*DATA TO PROCESS:*
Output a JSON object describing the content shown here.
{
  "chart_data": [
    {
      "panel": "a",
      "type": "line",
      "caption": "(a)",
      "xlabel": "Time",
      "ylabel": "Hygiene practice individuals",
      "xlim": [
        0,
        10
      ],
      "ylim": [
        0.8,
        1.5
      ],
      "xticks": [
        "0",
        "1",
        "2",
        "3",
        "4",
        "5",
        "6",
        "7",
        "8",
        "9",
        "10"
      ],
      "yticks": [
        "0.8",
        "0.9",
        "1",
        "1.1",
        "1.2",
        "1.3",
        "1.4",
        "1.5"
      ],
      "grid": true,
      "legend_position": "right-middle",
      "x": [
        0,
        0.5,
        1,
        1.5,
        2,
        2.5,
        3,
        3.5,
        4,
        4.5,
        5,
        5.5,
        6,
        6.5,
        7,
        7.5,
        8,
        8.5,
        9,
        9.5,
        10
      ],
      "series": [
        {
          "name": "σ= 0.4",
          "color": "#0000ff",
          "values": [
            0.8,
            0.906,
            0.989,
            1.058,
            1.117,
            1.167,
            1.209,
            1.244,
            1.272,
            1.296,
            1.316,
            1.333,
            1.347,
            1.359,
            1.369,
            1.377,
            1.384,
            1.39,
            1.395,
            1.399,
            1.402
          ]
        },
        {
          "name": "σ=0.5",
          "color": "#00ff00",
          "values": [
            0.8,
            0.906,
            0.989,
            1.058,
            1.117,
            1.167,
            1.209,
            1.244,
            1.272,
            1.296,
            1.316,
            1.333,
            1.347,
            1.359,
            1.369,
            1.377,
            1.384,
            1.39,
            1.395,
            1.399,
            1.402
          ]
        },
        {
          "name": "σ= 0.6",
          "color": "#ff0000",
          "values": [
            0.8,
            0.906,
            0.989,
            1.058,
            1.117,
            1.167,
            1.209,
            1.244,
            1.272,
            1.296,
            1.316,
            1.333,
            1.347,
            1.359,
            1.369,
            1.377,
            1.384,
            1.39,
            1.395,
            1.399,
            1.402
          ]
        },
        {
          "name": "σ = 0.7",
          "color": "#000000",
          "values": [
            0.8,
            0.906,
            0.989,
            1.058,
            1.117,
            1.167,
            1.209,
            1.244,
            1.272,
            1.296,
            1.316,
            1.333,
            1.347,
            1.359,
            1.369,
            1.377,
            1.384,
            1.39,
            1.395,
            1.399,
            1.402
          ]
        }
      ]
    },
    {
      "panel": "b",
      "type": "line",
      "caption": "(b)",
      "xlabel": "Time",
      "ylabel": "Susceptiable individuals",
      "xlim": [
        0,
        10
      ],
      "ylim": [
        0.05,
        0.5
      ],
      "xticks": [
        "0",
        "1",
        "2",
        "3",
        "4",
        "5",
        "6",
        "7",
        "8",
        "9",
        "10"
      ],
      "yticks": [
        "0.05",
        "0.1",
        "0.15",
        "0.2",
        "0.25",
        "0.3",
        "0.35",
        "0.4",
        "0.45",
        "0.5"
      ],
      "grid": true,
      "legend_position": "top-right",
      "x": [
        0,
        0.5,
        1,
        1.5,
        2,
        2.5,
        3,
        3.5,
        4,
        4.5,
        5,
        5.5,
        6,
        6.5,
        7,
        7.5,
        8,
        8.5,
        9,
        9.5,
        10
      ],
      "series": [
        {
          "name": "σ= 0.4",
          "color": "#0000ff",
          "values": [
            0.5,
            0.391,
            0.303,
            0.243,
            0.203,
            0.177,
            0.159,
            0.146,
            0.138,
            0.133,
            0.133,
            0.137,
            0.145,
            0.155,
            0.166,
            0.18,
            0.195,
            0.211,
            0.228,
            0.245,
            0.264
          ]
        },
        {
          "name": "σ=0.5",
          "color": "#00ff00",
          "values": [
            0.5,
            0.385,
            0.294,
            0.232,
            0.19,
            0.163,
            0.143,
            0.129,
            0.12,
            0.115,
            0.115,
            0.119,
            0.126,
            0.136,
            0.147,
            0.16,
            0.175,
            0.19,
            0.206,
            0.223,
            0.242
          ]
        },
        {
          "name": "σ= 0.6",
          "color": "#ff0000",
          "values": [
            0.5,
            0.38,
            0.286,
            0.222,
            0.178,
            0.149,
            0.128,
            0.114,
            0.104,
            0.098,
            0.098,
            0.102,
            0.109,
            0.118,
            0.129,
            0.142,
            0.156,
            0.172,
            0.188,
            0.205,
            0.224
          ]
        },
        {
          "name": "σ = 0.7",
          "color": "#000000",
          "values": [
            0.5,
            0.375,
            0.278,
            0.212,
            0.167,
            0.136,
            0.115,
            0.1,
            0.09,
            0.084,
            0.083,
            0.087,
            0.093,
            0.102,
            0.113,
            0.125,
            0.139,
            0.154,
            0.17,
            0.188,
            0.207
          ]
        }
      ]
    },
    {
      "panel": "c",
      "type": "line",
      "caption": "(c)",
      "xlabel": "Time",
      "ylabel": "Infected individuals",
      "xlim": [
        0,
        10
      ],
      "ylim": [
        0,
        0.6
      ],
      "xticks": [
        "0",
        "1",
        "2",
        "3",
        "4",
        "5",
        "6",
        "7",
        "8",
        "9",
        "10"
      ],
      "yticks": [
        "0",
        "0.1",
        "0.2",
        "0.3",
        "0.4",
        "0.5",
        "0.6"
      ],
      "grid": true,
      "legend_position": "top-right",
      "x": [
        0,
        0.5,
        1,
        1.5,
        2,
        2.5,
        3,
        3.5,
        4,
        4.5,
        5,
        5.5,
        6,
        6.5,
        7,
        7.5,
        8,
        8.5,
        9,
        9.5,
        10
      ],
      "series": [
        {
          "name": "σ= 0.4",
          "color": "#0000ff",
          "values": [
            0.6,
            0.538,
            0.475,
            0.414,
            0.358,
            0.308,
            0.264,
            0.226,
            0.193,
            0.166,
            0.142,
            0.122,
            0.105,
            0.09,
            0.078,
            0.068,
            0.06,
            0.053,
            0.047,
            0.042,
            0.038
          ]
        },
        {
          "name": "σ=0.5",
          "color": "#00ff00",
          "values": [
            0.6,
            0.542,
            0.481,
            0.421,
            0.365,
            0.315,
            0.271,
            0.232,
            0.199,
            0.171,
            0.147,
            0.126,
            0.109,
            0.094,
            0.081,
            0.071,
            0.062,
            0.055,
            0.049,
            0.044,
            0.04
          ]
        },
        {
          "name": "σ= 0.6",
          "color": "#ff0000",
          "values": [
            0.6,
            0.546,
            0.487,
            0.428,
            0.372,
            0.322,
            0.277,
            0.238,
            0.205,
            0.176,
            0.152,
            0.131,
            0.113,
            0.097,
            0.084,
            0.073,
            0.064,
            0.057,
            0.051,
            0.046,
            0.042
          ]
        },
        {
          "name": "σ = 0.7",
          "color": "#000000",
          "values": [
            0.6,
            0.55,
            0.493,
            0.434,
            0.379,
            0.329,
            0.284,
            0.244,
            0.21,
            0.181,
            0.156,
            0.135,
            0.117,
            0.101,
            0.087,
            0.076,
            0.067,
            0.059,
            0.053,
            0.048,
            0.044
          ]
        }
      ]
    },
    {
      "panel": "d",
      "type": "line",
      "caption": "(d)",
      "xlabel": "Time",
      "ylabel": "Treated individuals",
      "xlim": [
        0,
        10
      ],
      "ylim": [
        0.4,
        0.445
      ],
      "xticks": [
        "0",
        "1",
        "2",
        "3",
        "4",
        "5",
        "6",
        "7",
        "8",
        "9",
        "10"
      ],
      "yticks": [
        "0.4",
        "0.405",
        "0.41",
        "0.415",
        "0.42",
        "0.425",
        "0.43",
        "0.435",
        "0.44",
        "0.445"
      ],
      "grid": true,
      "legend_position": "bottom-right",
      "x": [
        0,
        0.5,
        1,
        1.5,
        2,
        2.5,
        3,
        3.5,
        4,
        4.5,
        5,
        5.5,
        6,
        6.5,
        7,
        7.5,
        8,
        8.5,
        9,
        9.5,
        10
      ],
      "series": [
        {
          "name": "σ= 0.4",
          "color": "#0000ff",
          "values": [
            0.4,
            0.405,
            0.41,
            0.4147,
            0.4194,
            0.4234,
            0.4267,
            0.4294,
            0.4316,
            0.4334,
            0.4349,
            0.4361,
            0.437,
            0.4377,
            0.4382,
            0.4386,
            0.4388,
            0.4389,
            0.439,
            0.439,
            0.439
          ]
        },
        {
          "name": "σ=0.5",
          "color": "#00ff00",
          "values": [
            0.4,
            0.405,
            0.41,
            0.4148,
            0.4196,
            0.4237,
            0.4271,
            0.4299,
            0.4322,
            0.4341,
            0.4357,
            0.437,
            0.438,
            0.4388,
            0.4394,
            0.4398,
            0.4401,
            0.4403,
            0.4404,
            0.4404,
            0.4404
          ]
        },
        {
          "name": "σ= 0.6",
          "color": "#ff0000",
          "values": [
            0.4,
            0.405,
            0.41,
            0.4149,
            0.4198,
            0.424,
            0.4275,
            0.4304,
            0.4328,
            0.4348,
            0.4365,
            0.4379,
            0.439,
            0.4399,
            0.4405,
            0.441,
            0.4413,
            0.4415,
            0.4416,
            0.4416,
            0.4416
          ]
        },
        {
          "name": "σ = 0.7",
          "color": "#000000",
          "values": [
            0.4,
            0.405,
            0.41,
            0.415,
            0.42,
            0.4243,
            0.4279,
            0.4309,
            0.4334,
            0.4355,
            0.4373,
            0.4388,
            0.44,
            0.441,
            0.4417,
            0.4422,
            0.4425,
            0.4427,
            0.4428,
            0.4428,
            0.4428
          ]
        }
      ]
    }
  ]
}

*SET EXERCISE:*
Extract all lines from the material above that include the word "right".

*RESPONSE TO THIS TASK:*
      "legend_position": "right-middle",
      "legend_position": "top-right",
      "legend_position": "top-right",
      "legend_position": "bottom-right",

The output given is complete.